>> Begin The records

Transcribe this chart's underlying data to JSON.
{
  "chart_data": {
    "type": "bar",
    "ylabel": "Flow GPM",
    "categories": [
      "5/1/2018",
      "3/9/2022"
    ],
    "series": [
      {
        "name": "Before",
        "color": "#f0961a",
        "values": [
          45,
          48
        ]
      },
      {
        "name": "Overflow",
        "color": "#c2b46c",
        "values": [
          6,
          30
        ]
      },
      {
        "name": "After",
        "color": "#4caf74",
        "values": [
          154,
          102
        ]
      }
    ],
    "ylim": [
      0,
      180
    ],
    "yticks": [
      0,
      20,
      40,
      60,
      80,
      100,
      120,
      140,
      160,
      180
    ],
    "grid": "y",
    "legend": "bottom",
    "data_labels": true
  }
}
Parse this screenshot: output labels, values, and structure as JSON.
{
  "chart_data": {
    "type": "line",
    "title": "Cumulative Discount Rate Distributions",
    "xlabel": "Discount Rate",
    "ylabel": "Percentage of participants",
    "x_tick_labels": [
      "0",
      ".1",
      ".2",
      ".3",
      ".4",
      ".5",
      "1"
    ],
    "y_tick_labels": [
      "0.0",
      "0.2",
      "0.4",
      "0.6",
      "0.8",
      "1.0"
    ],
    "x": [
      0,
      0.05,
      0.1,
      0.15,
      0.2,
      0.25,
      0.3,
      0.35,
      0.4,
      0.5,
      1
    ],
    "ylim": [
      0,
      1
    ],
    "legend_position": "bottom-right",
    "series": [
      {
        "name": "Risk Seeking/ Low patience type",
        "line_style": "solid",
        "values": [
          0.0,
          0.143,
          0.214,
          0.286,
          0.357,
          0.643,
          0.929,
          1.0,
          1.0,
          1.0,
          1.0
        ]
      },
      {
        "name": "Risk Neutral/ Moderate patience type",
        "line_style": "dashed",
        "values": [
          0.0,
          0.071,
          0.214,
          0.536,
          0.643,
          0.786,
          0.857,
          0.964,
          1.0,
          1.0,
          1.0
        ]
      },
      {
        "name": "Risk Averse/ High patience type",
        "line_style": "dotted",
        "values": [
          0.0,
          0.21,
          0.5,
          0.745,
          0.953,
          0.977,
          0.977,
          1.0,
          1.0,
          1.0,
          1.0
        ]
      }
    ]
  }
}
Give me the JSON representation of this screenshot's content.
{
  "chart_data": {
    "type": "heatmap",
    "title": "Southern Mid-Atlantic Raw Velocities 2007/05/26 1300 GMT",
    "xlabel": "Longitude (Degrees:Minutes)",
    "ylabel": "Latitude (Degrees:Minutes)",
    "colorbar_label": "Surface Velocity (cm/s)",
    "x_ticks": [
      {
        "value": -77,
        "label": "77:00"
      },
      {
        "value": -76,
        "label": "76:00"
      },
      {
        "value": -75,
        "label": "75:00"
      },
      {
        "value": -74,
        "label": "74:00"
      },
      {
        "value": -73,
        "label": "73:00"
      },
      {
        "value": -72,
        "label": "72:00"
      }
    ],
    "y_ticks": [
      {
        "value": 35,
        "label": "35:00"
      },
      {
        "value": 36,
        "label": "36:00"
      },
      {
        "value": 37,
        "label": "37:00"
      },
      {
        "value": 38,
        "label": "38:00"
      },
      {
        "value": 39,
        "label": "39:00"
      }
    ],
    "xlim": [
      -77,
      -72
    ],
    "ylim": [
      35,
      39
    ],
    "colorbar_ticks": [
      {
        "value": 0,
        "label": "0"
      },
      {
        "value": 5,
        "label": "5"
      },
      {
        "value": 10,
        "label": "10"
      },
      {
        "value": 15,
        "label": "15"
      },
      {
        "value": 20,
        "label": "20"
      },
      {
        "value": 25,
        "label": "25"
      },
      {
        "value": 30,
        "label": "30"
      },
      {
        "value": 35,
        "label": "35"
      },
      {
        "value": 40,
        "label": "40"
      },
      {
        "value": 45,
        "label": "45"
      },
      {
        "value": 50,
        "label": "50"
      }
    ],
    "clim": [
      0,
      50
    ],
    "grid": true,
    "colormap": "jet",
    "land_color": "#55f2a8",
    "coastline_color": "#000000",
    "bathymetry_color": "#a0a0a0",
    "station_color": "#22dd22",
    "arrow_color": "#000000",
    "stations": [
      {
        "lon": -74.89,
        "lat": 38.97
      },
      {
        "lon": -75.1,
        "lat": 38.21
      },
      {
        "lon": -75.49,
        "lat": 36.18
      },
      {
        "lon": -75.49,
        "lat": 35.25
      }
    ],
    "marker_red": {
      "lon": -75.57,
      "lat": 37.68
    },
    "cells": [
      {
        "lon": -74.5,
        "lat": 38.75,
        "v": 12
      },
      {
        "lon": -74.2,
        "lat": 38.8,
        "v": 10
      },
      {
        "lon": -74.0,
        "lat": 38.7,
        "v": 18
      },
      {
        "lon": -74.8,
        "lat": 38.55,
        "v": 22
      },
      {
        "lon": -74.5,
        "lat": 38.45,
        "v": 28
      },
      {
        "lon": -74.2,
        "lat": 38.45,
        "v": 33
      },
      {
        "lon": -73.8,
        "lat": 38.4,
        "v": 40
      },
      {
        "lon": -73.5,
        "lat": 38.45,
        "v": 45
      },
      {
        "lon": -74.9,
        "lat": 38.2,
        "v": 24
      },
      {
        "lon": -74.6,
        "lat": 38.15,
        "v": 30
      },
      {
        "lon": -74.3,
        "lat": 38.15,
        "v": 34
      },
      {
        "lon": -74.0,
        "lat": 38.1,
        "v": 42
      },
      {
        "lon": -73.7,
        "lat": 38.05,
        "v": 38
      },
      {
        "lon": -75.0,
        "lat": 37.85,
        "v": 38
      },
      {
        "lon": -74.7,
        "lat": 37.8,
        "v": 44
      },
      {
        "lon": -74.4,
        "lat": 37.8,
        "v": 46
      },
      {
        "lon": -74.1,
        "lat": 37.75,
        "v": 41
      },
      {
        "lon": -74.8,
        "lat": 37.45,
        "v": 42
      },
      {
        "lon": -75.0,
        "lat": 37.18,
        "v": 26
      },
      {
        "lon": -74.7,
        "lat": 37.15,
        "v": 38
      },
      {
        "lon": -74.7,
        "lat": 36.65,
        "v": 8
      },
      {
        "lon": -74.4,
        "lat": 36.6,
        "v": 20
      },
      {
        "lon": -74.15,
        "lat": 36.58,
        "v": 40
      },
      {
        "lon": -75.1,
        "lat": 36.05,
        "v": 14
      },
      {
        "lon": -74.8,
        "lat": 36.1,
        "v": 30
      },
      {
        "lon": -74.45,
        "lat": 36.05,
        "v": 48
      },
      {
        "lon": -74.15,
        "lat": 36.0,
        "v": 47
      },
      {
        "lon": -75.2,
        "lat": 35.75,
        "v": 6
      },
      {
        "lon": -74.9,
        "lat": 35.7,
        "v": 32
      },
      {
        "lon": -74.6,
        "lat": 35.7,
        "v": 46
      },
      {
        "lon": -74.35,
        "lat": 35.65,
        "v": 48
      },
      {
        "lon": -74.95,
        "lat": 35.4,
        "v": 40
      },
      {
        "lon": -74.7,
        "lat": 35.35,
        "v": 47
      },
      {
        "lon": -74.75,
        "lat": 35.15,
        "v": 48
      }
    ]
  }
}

>> End The records

Your answer should be a single number: the count of lines containing the word "name".

Finished task:
6